> [Exercise directions] Copy the data below line for line, without changing any character.

(Spatial layout data)
--------------------

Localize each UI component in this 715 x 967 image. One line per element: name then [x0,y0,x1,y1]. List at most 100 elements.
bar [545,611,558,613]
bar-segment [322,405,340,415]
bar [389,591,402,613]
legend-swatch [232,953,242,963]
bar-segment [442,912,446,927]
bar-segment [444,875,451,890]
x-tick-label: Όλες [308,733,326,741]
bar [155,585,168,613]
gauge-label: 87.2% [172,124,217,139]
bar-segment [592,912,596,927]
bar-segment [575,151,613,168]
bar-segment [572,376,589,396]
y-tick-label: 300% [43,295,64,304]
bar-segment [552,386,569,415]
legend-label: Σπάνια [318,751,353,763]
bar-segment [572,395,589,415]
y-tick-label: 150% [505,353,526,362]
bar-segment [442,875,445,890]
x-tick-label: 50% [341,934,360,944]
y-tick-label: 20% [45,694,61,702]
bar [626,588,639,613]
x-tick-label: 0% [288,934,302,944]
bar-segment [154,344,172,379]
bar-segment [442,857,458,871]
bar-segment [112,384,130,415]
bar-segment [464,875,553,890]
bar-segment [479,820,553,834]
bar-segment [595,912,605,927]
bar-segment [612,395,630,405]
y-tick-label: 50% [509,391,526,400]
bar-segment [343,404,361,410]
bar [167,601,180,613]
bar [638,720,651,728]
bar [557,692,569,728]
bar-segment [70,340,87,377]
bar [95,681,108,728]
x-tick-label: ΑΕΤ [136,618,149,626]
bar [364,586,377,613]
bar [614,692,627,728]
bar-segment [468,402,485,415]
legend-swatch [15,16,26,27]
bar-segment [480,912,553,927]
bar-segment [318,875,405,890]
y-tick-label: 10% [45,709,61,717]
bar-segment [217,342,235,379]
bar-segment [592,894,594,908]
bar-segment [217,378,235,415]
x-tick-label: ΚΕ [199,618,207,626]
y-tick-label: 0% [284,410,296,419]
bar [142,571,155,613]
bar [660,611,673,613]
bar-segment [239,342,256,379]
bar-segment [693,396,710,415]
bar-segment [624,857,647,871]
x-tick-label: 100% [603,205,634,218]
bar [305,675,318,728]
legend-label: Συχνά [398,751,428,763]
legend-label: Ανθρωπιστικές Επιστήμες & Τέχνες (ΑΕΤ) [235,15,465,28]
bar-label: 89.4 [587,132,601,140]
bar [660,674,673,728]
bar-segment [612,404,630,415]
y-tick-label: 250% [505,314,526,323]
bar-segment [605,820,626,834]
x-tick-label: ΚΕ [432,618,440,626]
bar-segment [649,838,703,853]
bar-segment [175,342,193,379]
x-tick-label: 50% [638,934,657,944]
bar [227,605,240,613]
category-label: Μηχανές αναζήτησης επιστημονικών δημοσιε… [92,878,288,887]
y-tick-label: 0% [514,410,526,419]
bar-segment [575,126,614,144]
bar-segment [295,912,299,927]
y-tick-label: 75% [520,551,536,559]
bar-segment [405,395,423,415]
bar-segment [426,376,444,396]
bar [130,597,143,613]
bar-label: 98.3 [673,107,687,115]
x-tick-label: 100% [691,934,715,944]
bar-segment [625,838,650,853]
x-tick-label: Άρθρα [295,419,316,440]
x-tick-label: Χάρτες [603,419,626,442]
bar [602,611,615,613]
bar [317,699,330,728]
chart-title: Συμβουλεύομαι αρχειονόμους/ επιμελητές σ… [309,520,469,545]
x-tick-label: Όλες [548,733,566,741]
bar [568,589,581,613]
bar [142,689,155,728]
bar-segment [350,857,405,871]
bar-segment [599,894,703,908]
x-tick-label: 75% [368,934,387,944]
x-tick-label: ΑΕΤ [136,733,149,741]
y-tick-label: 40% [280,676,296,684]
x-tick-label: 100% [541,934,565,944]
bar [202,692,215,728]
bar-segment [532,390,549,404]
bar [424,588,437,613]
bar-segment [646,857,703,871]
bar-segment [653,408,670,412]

--------------------

> [Completed task]
Localize each UI component in this 715 x 967 image. One line per element: name then [x0,y0,x1,y1]. List at most 100 elements.
bar [545,611,558,613]
bar-segment [322,405,340,415]
bar [389,591,402,613]
legend-swatch [232,953,242,963]
bar-segment [442,912,446,927]
bar-segment [444,875,451,890]
x-tick-label: Όλες [308,733,326,741]
bar [155,585,168,613]
gauge-label: 87.2% [172,124,217,139]
bar-segment [592,912,596,927]
bar-segment [575,151,613,168]
bar-segment [572,376,589,396]
y-tick-label: 300% [43,295,64,304]
bar-segment [552,386,569,415]
legend-label: Σπάνια [318,751,353,763]
bar-segment [572,395,589,415]
y-tick-label: 150% [505,353,526,362]
bar-segment [442,875,445,890]
x-tick-label: 50% [341,934,360,944]
y-tick-label: 20% [45,694,61,702]
bar [626,588,639,613]
x-tick-label: 0% [288,934,302,944]
bar-segment [154,344,172,379]
bar-segment [442,857,458,871]
bar-segment [112,384,130,415]
bar-segment [464,875,553,890]
bar-segment [479,820,553,834]
bar-segment [595,912,605,927]
bar-segment [612,395,630,405]
y-tick-label: 50% [509,391,526,400]
bar-segment [343,404,361,410]
bar [167,601,180,613]
bar [638,720,651,728]
bar [557,692,569,728]
bar-segment [70,340,87,377]
bar [95,681,108,728]
x-tick-label: ΑΕΤ [136,618,149,626]
bar [364,586,377,613]
bar [614,692,627,728]
bar-segment [468,402,485,415]
legend-swatch [15,16,26,27]
bar-segment [480,912,553,927]
bar-segment [318,875,405,890]
y-tick-label: 10% [45,709,61,717]
bar-segment [217,342,235,379]
bar-segment [592,894,594,908]
bar-segment [217,378,235,415]
x-tick-label: ΚΕ [199,618,207,626]
y-tick-label: 0% [284,410,296,419]
bar [142,571,155,613]
bar [660,611,673,613]
bar-segment [239,342,256,379]
bar-segment [693,396,710,415]
bar-segment [624,857,647,871]
x-tick-label: 100% [603,205,634,218]
bar [305,675,318,728]
legend-label: Συχνά [398,751,428,763]
legend-label: Ανθρωπιστικές Επιστήμες & Τέχνες (ΑΕΤ) [235,15,465,28]
bar-label: 89.4 [587,132,601,140]
bar [660,674,673,728]
bar-segment [612,404,630,415]
y-tick-label: 250% [505,314,526,323]
bar-segment [605,820,626,834]
x-tick-label: ΚΕ [432,618,440,626]
bar-segment [649,838,703,853]
bar-segment [175,342,193,379]
x-tick-label: 50% [638,934,657,944]
bar [227,605,240,613]
category-label: Μηχανές αναζήτησης επιστημονικών δημοσιε… [92,878,288,887]
y-tick-label: 0% [514,410,526,419]
bar-segment [575,126,614,144]
bar-segment [295,912,299,927]
y-tick-label: 75% [520,551,536,559]
bar-segment [405,395,423,415]
bar-segment [426,376,444,396]
bar [130,597,143,613]
bar-label: 98.3 [673,107,687,115]
x-tick-label: 100% [691,934,715,944]
bar-segment [625,838,650,853]
x-tick-label: Άρθρα [295,419,316,440]
x-tick-label: Χάρτες [603,419,626,442]
bar [602,611,615,613]
bar [317,699,330,728]
chart-title: Συμβουλεύομαι αρχειονόμους/ επιμελητές σ… [309,520,469,545]
x-tick-label: Όλες [548,733,566,741]
bar [568,589,581,613]
bar [142,689,155,728]
bar-segment [350,857,405,871]
bar-segment [599,894,703,908]
x-tick-label: 75% [368,934,387,944]
x-tick-label: ΑΕΤ [136,733,149,741]
y-tick-label: 40% [280,676,296,684]
x-tick-label: 100% [541,934,565,944]
bar [202,692,215,728]
bar-segment [532,390,549,404]
bar [424,588,437,613]
bar-segment [646,857,703,871]
bar-segment [653,408,670,412]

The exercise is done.